_Task brief:_ Omit every picture, then give all the entries again exactly.

START Provided data

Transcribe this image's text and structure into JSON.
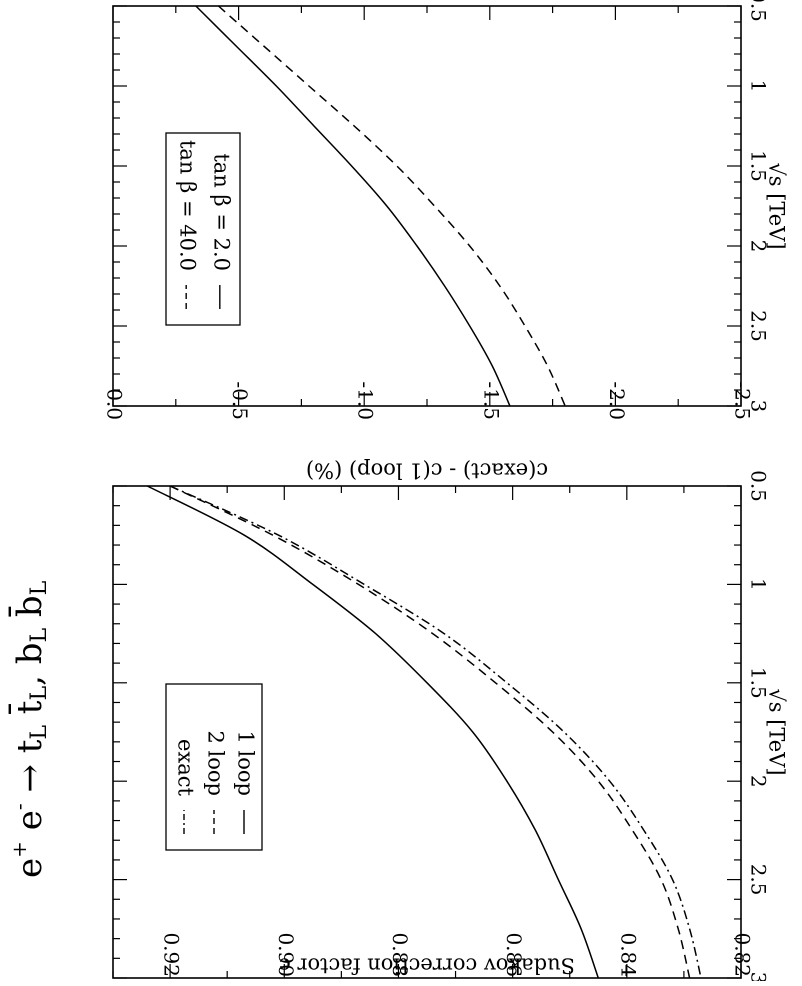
{
  "title": {
    "text": "e+ e- → tL t̄L, bL b̄L"
  },
  "chart_data": [
    {
      "type": "line",
      "xlabel": "√s  [TeV]",
      "ylabel": "Sudakov correction factor c",
      "xlim": [
        0.5,
        3.0
      ],
      "ylim": [
        0.82,
        0.93
      ],
      "xticks": [
        "0.5",
        "1",
        "1.5",
        "2",
        "2.5",
        "3"
      ],
      "yticks": [
        "0.82",
        "0.84",
        "0.86",
        "0.88",
        "0.90",
        "0.92"
      ],
      "legend_position": "inside lower-left",
      "x": [
        0.5,
        0.75,
        1.0,
        1.25,
        1.5,
        1.75,
        2.0,
        2.25,
        2.5,
        2.75,
        3.0
      ],
      "series": [
        {
          "name": "1 loop",
          "style": "solid",
          "values": [
            0.924,
            0.907,
            0.895,
            0.884,
            0.875,
            0.867,
            0.861,
            0.856,
            0.852,
            0.848,
            0.845
          ]
        },
        {
          "name": "2 loop",
          "style": "dashed",
          "values": [
            0.92,
            0.902,
            0.887,
            0.874,
            0.863,
            0.853,
            0.845,
            0.839,
            0.834,
            0.831,
            0.829
          ]
        },
        {
          "name": "exact",
          "style": "dashdot",
          "values": [
            0.92,
            0.901,
            0.886,
            0.872,
            0.861,
            0.851,
            0.843,
            0.837,
            0.832,
            0.829,
            0.827
          ]
        }
      ]
    },
    {
      "type": "line",
      "xlabel": "√s  [TeV]",
      "ylabel": "c(exact) - c(1 loop) (%)",
      "xlim": [
        0.5,
        3.0
      ],
      "ylim": [
        -2.5,
        0.0
      ],
      "xticks": [
        "0.5",
        "1",
        "1.5",
        "2",
        "2.5",
        "3"
      ],
      "yticks": [
        "0.0",
        "-0.5",
        "-1.0",
        "-1.5",
        "-2.0",
        "-2.5"
      ],
      "legend_position": "inside lower-left",
      "x": [
        0.5,
        0.75,
        1.0,
        1.25,
        1.5,
        1.75,
        2.0,
        2.25,
        2.5,
        2.75,
        3.0
      ],
      "series": [
        {
          "name": "tan β = 2.0",
          "style": "solid",
          "values": [
            -0.33,
            -0.49,
            -0.65,
            -0.8,
            -0.95,
            -1.09,
            -1.21,
            -1.32,
            -1.42,
            -1.51,
            -1.58
          ]
        },
        {
          "name": "tan β = 40.0",
          "style": "dashed",
          "values": [
            -0.42,
            -0.6,
            -0.78,
            -0.96,
            -1.13,
            -1.28,
            -1.42,
            -1.54,
            -1.64,
            -1.73,
            -1.8
          ]
        }
      ]
    }
  ]
}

END Provided data

_Response below:_
Transcribe this image's text and structure into JSON.
{
  "title": {
    "text": "e+ e- → tL t̄L, bL b̄L"
  },
  "chart_data": [
    {
      "type": "line",
      "xlabel": "√s  [TeV]",
      "ylabel": "Sudakov correction factor c",
      "xlim": [
        0.5,
        3.0
      ],
      "ylim": [
        0.82,
        0.93
      ],
      "xticks": [
        "0.5",
        "1",
        "1.5",
        "2",
        "2.5",
        "3"
      ],
      "yticks": [
        "0.82",
        "0.84",
        "0.86",
        "0.88",
        "0.90",
        "0.92"
      ],
      "legend_position": "inside lower-left",
      "x": [
        0.5,
        0.75,
        1.0,
        1.25,
        1.5,
        1.75,
        2.0,
        2.25,
        2.5,
        2.75,
        3.0
      ],
      "series": [
        {
          "name": "1 loop",
          "style": "solid",
          "values": [
            0.924,
            0.907,
            0.895,
            0.884,
            0.875,
            0.867,
            0.861,
            0.856,
            0.852,
            0.848,
            0.845
          ]
        },
        {
          "name": "2 loop",
          "style": "dashed",
          "values": [
            0.92,
            0.902,
            0.887,
            0.874,
            0.863,
            0.853,
            0.845,
            0.839,
            0.834,
            0.831,
            0.829
          ]
        },
        {
          "name": "exact",
          "style": "dashdot",
          "values": [
            0.92,
            0.901,
            0.886,
            0.872,
            0.861,
            0.851,
            0.843,
            0.837,
            0.832,
            0.829,
            0.827
          ]
        }
      ]
    },
    {
      "type": "line",
      "xlabel": "√s  [TeV]",
      "ylabel": "c(exact) - c(1 loop) (%)",
      "xlim": [
        0.5,
        3.0
      ],
      "ylim": [
        -2.5,
        0.0
      ],
      "xticks": [
        "0.5",
        "1",
        "1.5",
        "2",
        "2.5",
        "3"
      ],
      "yticks": [
        "0.0",
        "-0.5",
        "-1.0",
        "-1.5",
        "-2.0",
        "-2.5"
      ],
      "legend_position": "inside lower-left",
      "x": [
        0.5,
        0.75,
        1.0,
        1.25,
        1.5,
        1.75,
        2.0,
        2.25,
        2.5,
        2.75,
        3.0
      ],
      "series": [
        {
          "name": "tan β = 2.0",
          "style": "solid",
          "values": [
            -0.33,
            -0.49,
            -0.65,
            -0.8,
            -0.95,
            -1.09,
            -1.21,
            -1.32,
            -1.42,
            -1.51,
            -1.58
          ]
        },
        {
          "name": "tan β = 40.0",
          "style": "dashed",
          "values": [
            -0.42,
            -0.6,
            -0.78,
            -0.96,
            -1.13,
            -1.28,
            -1.42,
            -1.54,
            -1.64,
            -1.73,
            -1.8
          ]
        }
      ]
    }
  ]
}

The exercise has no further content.